**Work to be completed**
Retype the material in full, keeping every word the same.

***

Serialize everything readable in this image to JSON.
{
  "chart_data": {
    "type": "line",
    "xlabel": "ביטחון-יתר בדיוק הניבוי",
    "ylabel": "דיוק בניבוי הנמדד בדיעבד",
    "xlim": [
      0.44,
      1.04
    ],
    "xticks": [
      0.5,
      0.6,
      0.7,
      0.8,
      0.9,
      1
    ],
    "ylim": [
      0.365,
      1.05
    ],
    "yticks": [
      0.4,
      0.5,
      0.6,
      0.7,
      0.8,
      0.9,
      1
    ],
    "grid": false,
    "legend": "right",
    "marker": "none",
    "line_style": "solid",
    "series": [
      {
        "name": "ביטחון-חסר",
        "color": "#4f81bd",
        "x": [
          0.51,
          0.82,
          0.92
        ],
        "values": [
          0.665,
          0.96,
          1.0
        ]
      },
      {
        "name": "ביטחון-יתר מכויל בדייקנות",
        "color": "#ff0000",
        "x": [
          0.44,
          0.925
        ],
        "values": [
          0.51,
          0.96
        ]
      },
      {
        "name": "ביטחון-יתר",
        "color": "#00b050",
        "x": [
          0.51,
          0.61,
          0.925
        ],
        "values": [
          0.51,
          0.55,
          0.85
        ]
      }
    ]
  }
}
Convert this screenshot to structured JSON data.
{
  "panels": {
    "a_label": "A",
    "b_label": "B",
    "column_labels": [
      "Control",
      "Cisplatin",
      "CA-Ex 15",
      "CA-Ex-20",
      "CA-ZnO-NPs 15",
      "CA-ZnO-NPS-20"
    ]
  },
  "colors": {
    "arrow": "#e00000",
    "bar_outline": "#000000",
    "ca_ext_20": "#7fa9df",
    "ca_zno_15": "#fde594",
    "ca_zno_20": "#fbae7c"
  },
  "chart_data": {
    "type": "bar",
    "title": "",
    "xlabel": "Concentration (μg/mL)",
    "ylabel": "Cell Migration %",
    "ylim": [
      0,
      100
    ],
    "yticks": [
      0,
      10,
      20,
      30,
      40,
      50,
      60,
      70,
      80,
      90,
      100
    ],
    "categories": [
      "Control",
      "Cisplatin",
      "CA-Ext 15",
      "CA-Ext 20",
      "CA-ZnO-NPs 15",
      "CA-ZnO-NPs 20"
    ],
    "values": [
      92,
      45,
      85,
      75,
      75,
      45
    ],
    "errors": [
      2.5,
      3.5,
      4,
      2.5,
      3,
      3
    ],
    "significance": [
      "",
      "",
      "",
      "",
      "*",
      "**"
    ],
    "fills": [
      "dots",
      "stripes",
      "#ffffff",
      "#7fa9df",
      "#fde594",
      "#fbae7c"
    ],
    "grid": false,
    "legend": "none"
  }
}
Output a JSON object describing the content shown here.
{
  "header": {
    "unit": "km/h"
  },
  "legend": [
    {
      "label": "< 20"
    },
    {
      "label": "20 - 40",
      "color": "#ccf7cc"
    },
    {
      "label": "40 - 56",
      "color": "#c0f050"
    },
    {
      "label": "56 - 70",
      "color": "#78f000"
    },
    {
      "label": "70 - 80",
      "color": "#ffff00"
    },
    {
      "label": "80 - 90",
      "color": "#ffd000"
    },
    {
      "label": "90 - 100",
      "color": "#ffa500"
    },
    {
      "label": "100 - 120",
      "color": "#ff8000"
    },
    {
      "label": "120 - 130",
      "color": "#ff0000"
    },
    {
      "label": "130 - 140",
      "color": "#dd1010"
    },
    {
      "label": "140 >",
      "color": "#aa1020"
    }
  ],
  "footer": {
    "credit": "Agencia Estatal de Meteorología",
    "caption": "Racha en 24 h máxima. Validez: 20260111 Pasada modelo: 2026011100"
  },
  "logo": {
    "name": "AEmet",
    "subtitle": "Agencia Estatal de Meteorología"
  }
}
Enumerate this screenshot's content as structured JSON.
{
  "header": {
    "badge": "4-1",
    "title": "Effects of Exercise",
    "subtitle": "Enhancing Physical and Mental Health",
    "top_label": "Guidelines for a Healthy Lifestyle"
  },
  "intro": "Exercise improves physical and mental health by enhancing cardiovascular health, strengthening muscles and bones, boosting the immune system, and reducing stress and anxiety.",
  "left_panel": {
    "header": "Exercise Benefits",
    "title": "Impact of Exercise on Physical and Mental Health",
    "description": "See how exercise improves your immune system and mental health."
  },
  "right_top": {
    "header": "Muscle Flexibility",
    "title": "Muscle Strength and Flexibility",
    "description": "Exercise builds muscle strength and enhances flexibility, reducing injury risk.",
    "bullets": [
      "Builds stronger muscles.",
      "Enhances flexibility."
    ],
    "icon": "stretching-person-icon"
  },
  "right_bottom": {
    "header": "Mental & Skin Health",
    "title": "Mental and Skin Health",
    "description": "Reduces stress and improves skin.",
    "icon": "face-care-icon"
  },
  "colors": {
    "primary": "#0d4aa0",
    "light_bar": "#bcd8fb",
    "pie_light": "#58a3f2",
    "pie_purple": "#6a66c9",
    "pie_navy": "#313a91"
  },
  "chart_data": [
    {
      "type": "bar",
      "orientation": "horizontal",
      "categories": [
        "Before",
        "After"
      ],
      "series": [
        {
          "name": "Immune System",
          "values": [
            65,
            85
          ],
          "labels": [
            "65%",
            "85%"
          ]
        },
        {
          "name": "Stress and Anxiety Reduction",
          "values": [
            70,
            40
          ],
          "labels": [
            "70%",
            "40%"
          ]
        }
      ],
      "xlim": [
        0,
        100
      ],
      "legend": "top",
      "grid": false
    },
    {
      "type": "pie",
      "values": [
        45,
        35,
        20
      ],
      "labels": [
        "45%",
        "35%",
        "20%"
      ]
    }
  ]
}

***

**Worked answer**
Serialize everything readable in this image to JSON.
{
  "chart_data": {
    "type": "line",
    "xlabel": "ביטחון-יתר בדיוק הניבוי",
    "ylabel": "דיוק בניבוי הנמדד בדיעבד",
    "xlim": [
      0.44,
      1.04
    ],
    "xticks": [
      0.5,
      0.6,
      0.7,
      0.8,
      0.9,
      1
    ],
    "ylim": [
      0.365,
      1.05
    ],
    "yticks": [
      0.4,
      0.5,
      0.6,
      0.7,
      0.8,
      0.9,
      1
    ],
    "grid": false,
    "legend": "right",
    "marker": "none",
    "line_style": "solid",
    "series": [
      {
        "name": "ביטחון-חסר",
        "color": "#4f81bd",
        "x": [
          0.51,
          0.82,
          0.92
        ],
        "values": [
          0.665,
          0.96,
          1.0
        ]
      },
      {
        "name": "ביטחון-יתר מכויל בדייקנות",
        "color": "#ff0000",
        "x": [
          0.44,
          0.925
        ],
        "values": [
          0.51,
          0.96
        ]
      },
      {
        "name": "ביטחון-יתר",
        "color": "#00b050",
        "x": [
          0.51,
          0.61,
          0.925
        ],
        "values": [
          0.51,
          0.55,
          0.85
        ]
      }
    ]
  }
}
Convert this screenshot to structured JSON data.
{
  "panels": {
    "a_label": "A",
    "b_label": "B",
    "column_labels": [
      "Control",
      "Cisplatin",
      "CA-Ex 15",
      "CA-Ex-20",
      "CA-ZnO-NPs 15",
      "CA-ZnO-NPS-20"
    ]
  },
  "colors": {
    "arrow": "#e00000",
    "bar_outline": "#000000",
    "ca_ext_20": "#7fa9df",
    "ca_zno_15": "#fde594",
    "ca_zno_20": "#fbae7c"
  },
  "chart_data": {
    "type": "bar",
    "title": "",
    "xlabel": "Concentration (μg/mL)",
    "ylabel": "Cell Migration %",
    "ylim": [
      0,
      100
    ],
    "yticks": [
      0,
      10,
      20,
      30,
      40,
      50,
      60,
      70,
      80,
      90,
      100
    ],
    "categories": [
      "Control",
      "Cisplatin",
      "CA-Ext 15",
      "CA-Ext 20",
      "CA-ZnO-NPs 15",
      "CA-ZnO-NPs 20"
    ],
    "values": [
      92,
      45,
      85,
      75,
      75,
      45
    ],
    "errors": [
      2.5,
      3.5,
      4,
      2.5,
      3,
      3
    ],
    "significance": [
      "",
      "",
      "",
      "",
      "*",
      "**"
    ],
    "fills": [
      "dots",
      "stripes",
      "#ffffff",
      "#7fa9df",
      "#fde594",
      "#fbae7c"
    ],
    "grid": false,
    "legend": "none"
  }
}
Output a JSON object describing the content shown here.
{
  "header": {
    "unit": "km/h"
  },
  "legend": [
    {
      "label": "< 20"
    },
    {
      "label": "20 - 40",
      "color": "#ccf7cc"
    },
    {
      "label": "40 - 56",
      "color": "#c0f050"
    },
    {
      "label": "56 - 70",
      "color": "#78f000"
    },
    {
      "label": "70 - 80",
      "color": "#ffff00"
    },
    {
      "label": "80 - 90",
      "color": "#ffd000"
    },
    {
      "label": "90 - 100",
      "color": "#ffa500"
    },
    {
      "label": "100 - 120",
      "color": "#ff8000"
    },
    {
      "label": "120 - 130",
      "color": "#ff0000"
    },
    {
      "label": "130 - 140",
      "color": "#dd1010"
    },
    {
      "label": "140 >",
      "color": "#aa1020"
    }
  ],
  "footer": {
    "credit": "Agencia Estatal de Meteorología",
    "caption": "Racha en 24 h máxima. Validez: 20260111 Pasada modelo: 2026011100"
  },
  "logo": {
    "name": "AEmet",
    "subtitle": "Agencia Estatal de Meteorología"
  }
}
Enumerate this screenshot's content as structured JSON.
{
  "header": {
    "badge": "4-1",
    "title": "Effects of Exercise",
    "subtitle": "Enhancing Physical and Mental Health",
    "top_label": "Guidelines for a Healthy Lifestyle"
  },
  "intro": "Exercise improves physical and mental health by enhancing cardiovascular health, strengthening muscles and bones, boosting the immune system, and reducing stress and anxiety.",
  "left_panel": {
    "header": "Exercise Benefits",
    "title": "Impact of Exercise on Physical and Mental Health",
    "description": "See how exercise improves your immune system and mental health."
  },
  "right_top": {
    "header": "Muscle Flexibility",
    "title": "Muscle Strength and Flexibility",
    "description": "Exercise builds muscle strength and enhances flexibility, reducing injury risk.",
    "bullets": [
      "Builds stronger muscles.",
      "Enhances flexibility."
    ],
    "icon": "stretching-person-icon"
  },
  "right_bottom": {
    "header": "Mental & Skin Health",
    "title": "Mental and Skin Health",
    "description": "Reduces stress and improves skin.",
    "icon": "face-care-icon"
  },
  "colors": {
    "primary": "#0d4aa0",
    "light_bar": "#bcd8fb",
    "pie_light": "#58a3f2",
    "pie_purple": "#6a66c9",
    "pie_navy": "#313a91"
  },
  "chart_data": [
    {
      "type": "bar",
      "orientation": "horizontal",
      "categories": [
        "Before",
        "After"
      ],
      "series": [
        {
          "name": "Immune System",
          "values": [
            65,
            85
          ],
          "labels": [
            "65%",
            "85%"
          ]
        },
        {
          "name": "Stress and Anxiety Reduction",
          "values": [
            70,
            40
          ],
          "labels": [
            "70%",
            "40%"
          ]
        }
      ],
      "xlim": [
        0,
        100
      ],
      "legend": "top",
      "grid": false
    },
    {
      "type": "pie",
      "values": [
        45,
        35,
        20
      ],
      "labels": [
        "45%",
        "35%",
        "20%"
      ]
    }
  ]
}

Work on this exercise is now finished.